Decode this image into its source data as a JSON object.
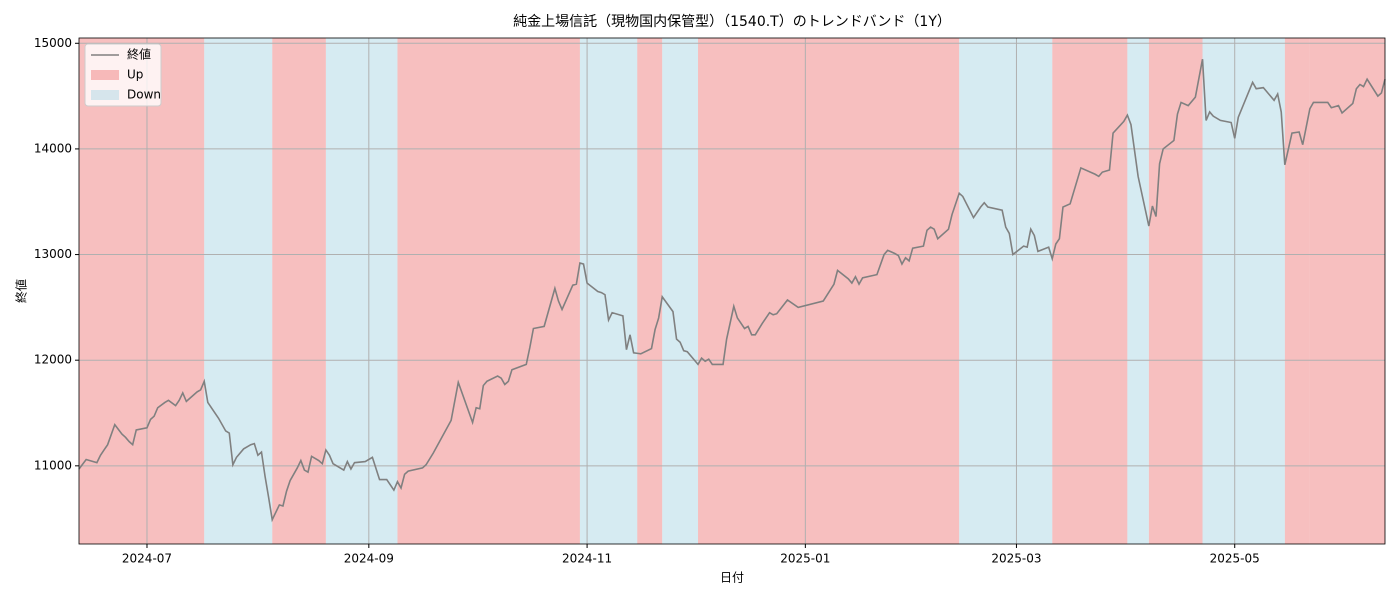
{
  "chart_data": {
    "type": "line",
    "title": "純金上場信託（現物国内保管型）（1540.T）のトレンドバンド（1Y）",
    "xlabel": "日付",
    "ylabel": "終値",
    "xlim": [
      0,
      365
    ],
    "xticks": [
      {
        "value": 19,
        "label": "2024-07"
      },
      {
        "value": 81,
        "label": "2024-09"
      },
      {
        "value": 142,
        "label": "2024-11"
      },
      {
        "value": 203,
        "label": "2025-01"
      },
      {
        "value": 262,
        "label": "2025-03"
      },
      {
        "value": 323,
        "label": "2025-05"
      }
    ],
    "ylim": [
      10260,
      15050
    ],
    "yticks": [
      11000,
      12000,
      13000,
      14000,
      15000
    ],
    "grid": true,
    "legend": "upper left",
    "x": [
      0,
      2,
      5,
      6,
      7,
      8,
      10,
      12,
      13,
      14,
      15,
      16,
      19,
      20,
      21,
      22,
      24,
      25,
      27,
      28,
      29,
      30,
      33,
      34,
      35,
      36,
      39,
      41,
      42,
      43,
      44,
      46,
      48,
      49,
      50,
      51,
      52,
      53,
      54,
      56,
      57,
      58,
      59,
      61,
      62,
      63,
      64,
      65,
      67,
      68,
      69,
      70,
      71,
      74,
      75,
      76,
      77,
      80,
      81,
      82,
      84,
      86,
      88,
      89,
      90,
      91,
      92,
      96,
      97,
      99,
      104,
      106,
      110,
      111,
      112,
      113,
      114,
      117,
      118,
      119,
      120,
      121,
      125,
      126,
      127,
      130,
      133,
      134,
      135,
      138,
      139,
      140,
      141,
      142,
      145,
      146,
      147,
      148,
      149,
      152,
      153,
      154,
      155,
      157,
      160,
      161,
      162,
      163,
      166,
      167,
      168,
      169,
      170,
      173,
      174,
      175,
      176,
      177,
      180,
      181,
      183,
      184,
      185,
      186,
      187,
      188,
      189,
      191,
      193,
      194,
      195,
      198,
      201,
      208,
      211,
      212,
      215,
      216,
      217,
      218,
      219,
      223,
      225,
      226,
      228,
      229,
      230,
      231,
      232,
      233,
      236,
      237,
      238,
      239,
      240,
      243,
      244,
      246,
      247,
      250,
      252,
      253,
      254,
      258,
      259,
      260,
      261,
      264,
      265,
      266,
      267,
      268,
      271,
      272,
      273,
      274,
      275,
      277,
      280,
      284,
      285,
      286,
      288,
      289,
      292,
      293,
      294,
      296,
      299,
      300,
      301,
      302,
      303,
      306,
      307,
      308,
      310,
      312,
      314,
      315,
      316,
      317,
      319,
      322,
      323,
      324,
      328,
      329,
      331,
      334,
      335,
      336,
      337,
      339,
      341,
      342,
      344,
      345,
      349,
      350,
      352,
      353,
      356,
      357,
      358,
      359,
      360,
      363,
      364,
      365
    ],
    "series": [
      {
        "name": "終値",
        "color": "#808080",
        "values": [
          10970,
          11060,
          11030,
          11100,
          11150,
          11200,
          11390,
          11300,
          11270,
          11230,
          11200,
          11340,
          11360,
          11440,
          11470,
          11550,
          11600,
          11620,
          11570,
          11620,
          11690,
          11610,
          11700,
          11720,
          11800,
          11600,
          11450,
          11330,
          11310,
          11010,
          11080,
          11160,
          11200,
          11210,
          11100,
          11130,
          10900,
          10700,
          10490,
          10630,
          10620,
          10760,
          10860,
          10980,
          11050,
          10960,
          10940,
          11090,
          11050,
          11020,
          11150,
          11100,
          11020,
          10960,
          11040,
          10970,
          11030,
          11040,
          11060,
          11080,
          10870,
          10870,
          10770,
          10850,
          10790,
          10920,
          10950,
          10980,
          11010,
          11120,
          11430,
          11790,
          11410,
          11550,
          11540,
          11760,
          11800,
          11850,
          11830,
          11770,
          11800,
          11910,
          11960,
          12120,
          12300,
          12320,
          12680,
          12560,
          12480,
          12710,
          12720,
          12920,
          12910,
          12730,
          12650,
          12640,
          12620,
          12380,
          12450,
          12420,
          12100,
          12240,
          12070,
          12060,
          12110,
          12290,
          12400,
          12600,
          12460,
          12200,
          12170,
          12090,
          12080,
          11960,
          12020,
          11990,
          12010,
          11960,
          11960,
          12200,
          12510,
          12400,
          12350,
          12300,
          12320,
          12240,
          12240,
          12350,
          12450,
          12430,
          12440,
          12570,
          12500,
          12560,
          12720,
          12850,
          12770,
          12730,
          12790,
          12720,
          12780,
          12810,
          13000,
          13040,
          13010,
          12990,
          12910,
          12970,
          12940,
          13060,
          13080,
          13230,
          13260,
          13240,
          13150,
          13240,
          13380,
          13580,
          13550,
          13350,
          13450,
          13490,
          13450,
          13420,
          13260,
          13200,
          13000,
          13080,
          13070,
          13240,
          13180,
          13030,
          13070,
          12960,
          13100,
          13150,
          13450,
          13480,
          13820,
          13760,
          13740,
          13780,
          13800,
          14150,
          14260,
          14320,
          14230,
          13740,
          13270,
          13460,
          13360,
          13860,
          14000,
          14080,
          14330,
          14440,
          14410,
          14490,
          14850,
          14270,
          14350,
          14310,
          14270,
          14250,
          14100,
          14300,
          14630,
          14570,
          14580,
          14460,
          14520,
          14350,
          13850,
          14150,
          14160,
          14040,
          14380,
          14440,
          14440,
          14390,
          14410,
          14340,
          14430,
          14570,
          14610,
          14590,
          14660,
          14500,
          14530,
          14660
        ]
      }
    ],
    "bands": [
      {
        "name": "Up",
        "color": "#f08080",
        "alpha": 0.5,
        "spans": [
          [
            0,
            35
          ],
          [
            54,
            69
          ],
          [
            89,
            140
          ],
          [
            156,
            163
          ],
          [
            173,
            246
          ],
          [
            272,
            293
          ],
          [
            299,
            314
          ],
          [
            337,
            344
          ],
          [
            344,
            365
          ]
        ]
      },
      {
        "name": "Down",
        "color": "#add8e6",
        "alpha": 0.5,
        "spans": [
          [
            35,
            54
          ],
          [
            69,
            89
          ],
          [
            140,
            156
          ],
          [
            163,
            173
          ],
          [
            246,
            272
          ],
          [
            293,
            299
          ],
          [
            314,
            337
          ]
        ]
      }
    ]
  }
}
________________
• _What you need to do_
Output all of the data exactly as it stands, minus any images.

• _Correct answer_
Decode this image into its source data as a JSON object.
{
  "chart_data": {
    "type": "line",
    "title": "純金上場信託（現物国内保管型）（1540.T）のトレンドバンド（1Y）",
    "xlabel": "日付",
    "ylabel": "終値",
    "xlim": [
      0,
      365
    ],
    "xticks": [
      {
        "value": 19,
        "label": "2024-07"
      },
      {
        "value": 81,
        "label": "2024-09"
      },
      {
        "value": 142,
        "label": "2024-11"
      },
      {
        "value": 203,
        "label": "2025-01"
      },
      {
        "value": 262,
        "label": "2025-03"
      },
      {
        "value": 323,
        "label": "2025-05"
      }
    ],
    "ylim": [
      10260,
      15050
    ],
    "yticks": [
      11000,
      12000,
      13000,
      14000,
      15000
    ],
    "grid": true,
    "legend": "upper left",
    "x": [
      0,
      2,
      5,
      6,
      7,
      8,
      10,
      12,
      13,
      14,
      15,
      16,
      19,
      20,
      21,
      22,
      24,
      25,
      27,
      28,
      29,
      30,
      33,
      34,
      35,
      36,
      39,
      41,
      42,
      43,
      44,
      46,
      48,
      49,
      50,
      51,
      52,
      53,
      54,
      56,
      57,
      58,
      59,
      61,
      62,
      63,
      64,
      65,
      67,
      68,
      69,
      70,
      71,
      74,
      75,
      76,
      77,
      80,
      81,
      82,
      84,
      86,
      88,
      89,
      90,
      91,
      92,
      96,
      97,
      99,
      104,
      106,
      110,
      111,
      112,
      113,
      114,
      117,
      118,
      119,
      120,
      121,
      125,
      126,
      127,
      130,
      133,
      134,
      135,
      138,
      139,
      140,
      141,
      142,
      145,
      146,
      147,
      148,
      149,
      152,
      153,
      154,
      155,
      157,
      160,
      161,
      162,
      163,
      166,
      167,
      168,
      169,
      170,
      173,
      174,
      175,
      176,
      177,
      180,
      181,
      183,
      184,
      185,
      186,
      187,
      188,
      189,
      191,
      193,
      194,
      195,
      198,
      201,
      208,
      211,
      212,
      215,
      216,
      217,
      218,
      219,
      223,
      225,
      226,
      228,
      229,
      230,
      231,
      232,
      233,
      236,
      237,
      238,
      239,
      240,
      243,
      244,
      246,
      247,
      250,
      252,
      253,
      254,
      258,
      259,
      260,
      261,
      264,
      265,
      266,
      267,
      268,
      271,
      272,
      273,
      274,
      275,
      277,
      280,
      284,
      285,
      286,
      288,
      289,
      292,
      293,
      294,
      296,
      299,
      300,
      301,
      302,
      303,
      306,
      307,
      308,
      310,
      312,
      314,
      315,
      316,
      317,
      319,
      322,
      323,
      324,
      328,
      329,
      331,
      334,
      335,
      336,
      337,
      339,
      341,
      342,
      344,
      345,
      349,
      350,
      352,
      353,
      356,
      357,
      358,
      359,
      360,
      363,
      364,
      365
    ],
    "series": [
      {
        "name": "終値",
        "color": "#808080",
        "values": [
          10970,
          11060,
          11030,
          11100,
          11150,
          11200,
          11390,
          11300,
          11270,
          11230,
          11200,
          11340,
          11360,
          11440,
          11470,
          11550,
          11600,
          11620,
          11570,
          11620,
          11690,
          11610,
          11700,
          11720,
          11800,
          11600,
          11450,
          11330,
          11310,
          11010,
          11080,
          11160,
          11200,
          11210,
          11100,
          11130,
          10900,
          10700,
          10490,
          10630,
          10620,
          10760,
          10860,
          10980,
          11050,
          10960,
          10940,
          11090,
          11050,
          11020,
          11150,
          11100,
          11020,
          10960,
          11040,
          10970,
          11030,
          11040,
          11060,
          11080,
          10870,
          10870,
          10770,
          10850,
          10790,
          10920,
          10950,
          10980,
          11010,
          11120,
          11430,
          11790,
          11410,
          11550,
          11540,
          11760,
          11800,
          11850,
          11830,
          11770,
          11800,
          11910,
          11960,
          12120,
          12300,
          12320,
          12680,
          12560,
          12480,
          12710,
          12720,
          12920,
          12910,
          12730,
          12650,
          12640,
          12620,
          12380,
          12450,
          12420,
          12100,
          12240,
          12070,
          12060,
          12110,
          12290,
          12400,
          12600,
          12460,
          12200,
          12170,
          12090,
          12080,
          11960,
          12020,
          11990,
          12010,
          11960,
          11960,
          12200,
          12510,
          12400,
          12350,
          12300,
          12320,
          12240,
          12240,
          12350,
          12450,
          12430,
          12440,
          12570,
          12500,
          12560,
          12720,
          12850,
          12770,
          12730,
          12790,
          12720,
          12780,
          12810,
          13000,
          13040,
          13010,
          12990,
          12910,
          12970,
          12940,
          13060,
          13080,
          13230,
          13260,
          13240,
          13150,
          13240,
          13380,
          13580,
          13550,
          13350,
          13450,
          13490,
          13450,
          13420,
          13260,
          13200,
          13000,
          13080,
          13070,
          13240,
          13180,
          13030,
          13070,
          12960,
          13100,
          13150,
          13450,
          13480,
          13820,
          13760,
          13740,
          13780,
          13800,
          14150,
          14260,
          14320,
          14230,
          13740,
          13270,
          13460,
          13360,
          13860,
          14000,
          14080,
          14330,
          14440,
          14410,
          14490,
          14850,
          14270,
          14350,
          14310,
          14270,
          14250,
          14100,
          14300,
          14630,
          14570,
          14580,
          14460,
          14520,
          14350,
          13850,
          14150,
          14160,
          14040,
          14380,
          14440,
          14440,
          14390,
          14410,
          14340,
          14430,
          14570,
          14610,
          14590,
          14660,
          14500,
          14530,
          14660
        ]
      }
    ],
    "bands": [
      {
        "name": "Up",
        "color": "#f08080",
        "alpha": 0.5,
        "spans": [
          [
            0,
            35
          ],
          [
            54,
            69
          ],
          [
            89,
            140
          ],
          [
            156,
            163
          ],
          [
            173,
            246
          ],
          [
            272,
            293
          ],
          [
            299,
            314
          ],
          [
            337,
            344
          ],
          [
            344,
            365
          ]
        ]
      },
      {
        "name": "Down",
        "color": "#add8e6",
        "alpha": 0.5,
        "spans": [
          [
            35,
            54
          ],
          [
            69,
            89
          ],
          [
            140,
            156
          ],
          [
            163,
            173
          ],
          [
            246,
            272
          ],
          [
            293,
            299
          ],
          [
            314,
            337
          ]
        ]
      }
    ]
  }
}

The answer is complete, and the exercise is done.